- [TASK TO CARRY OUT]
Copy every record below exactly as written, but leave out the pictures.

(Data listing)
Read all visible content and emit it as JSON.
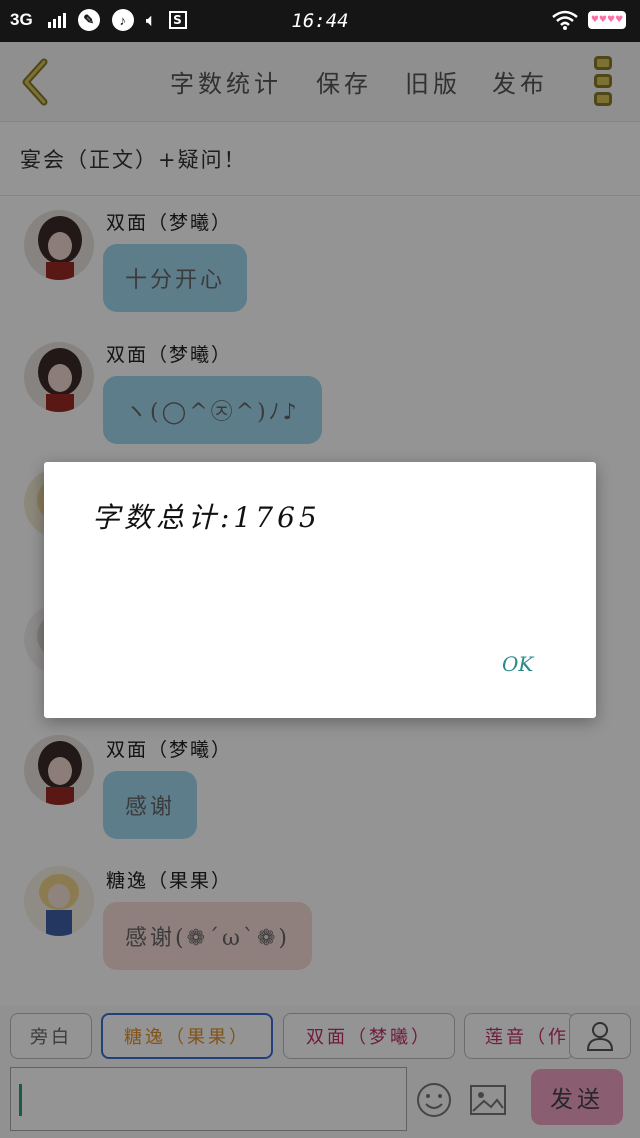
{
  "status_bar": {
    "network": "3G",
    "time": "16:44",
    "icons": [
      "signal-icon",
      "paint-icon",
      "music-icon",
      "speaker-icon",
      "s-icon",
      "wifi-icon",
      "battery-icon"
    ]
  },
  "header": {
    "nav": [
      "字数统计",
      "保存",
      "旧版",
      "发布"
    ]
  },
  "story_title": "宴会（正文）+疑问！",
  "messages": [
    {
      "speaker": "双面（梦曦）",
      "text": "十分开心",
      "color": "blue"
    },
    {
      "speaker": "双面（梦曦）",
      "text": "ヽ(◯^㉨^)ﾉ♪",
      "color": "blue"
    },
    {
      "speaker": "双面（梦曦）",
      "text": "感谢",
      "color": "blue"
    },
    {
      "speaker": "糖逸（果果）",
      "text": "感谢(❁´ω`❁)",
      "color": "pink"
    }
  ],
  "roles": [
    {
      "label": "旁白",
      "color": "#666666"
    },
    {
      "label": "糖逸（果果）",
      "color": "#e0922c"
    },
    {
      "label": "双面（梦曦）",
      "color": "#c0306a"
    },
    {
      "label": "莲音（作",
      "color": "#c0306a"
    }
  ],
  "input": {
    "placeholder": ""
  },
  "send_label": "发送",
  "dialog": {
    "message": "字数总计:1765",
    "ok_label": "OK"
  },
  "colors": {
    "accent_olive": "#8b7a2b",
    "bubble_blue": "#a3d7ee",
    "bubble_pink": "#f6dcda",
    "send_pink": "#f0a0c2",
    "selected_border": "#3b6fd8"
  }
}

- [RESPONSE FOR THIS EXERCISE]
Read all visible content and emit it as JSON.
{
  "status_bar": {
    "network": "3G",
    "time": "16:44",
    "icons": [
      "signal-icon",
      "paint-icon",
      "music-icon",
      "speaker-icon",
      "s-icon",
      "wifi-icon",
      "battery-icon"
    ]
  },
  "header": {
    "nav": [
      "字数统计",
      "保存",
      "旧版",
      "发布"
    ]
  },
  "story_title": "宴会（正文）+疑问！",
  "messages": [
    {
      "speaker": "双面（梦曦）",
      "text": "十分开心",
      "color": "blue"
    },
    {
      "speaker": "双面（梦曦）",
      "text": "ヽ(◯^㉨^)ﾉ♪",
      "color": "blue"
    },
    {
      "speaker": "双面（梦曦）",
      "text": "感谢",
      "color": "blue"
    },
    {
      "speaker": "糖逸（果果）",
      "text": "感谢(❁´ω`❁)",
      "color": "pink"
    }
  ],
  "roles": [
    {
      "label": "旁白",
      "color": "#666666"
    },
    {
      "label": "糖逸（果果）",
      "color": "#e0922c"
    },
    {
      "label": "双面（梦曦）",
      "color": "#c0306a"
    },
    {
      "label": "莲音（作",
      "color": "#c0306a"
    }
  ],
  "input": {
    "placeholder": ""
  },
  "send_label": "发送",
  "dialog": {
    "message": "字数总计:1765",
    "ok_label": "OK"
  },
  "colors": {
    "accent_olive": "#8b7a2b",
    "bubble_blue": "#a3d7ee",
    "bubble_pink": "#f6dcda",
    "send_pink": "#f0a0c2",
    "selected_border": "#3b6fd8"
  }
}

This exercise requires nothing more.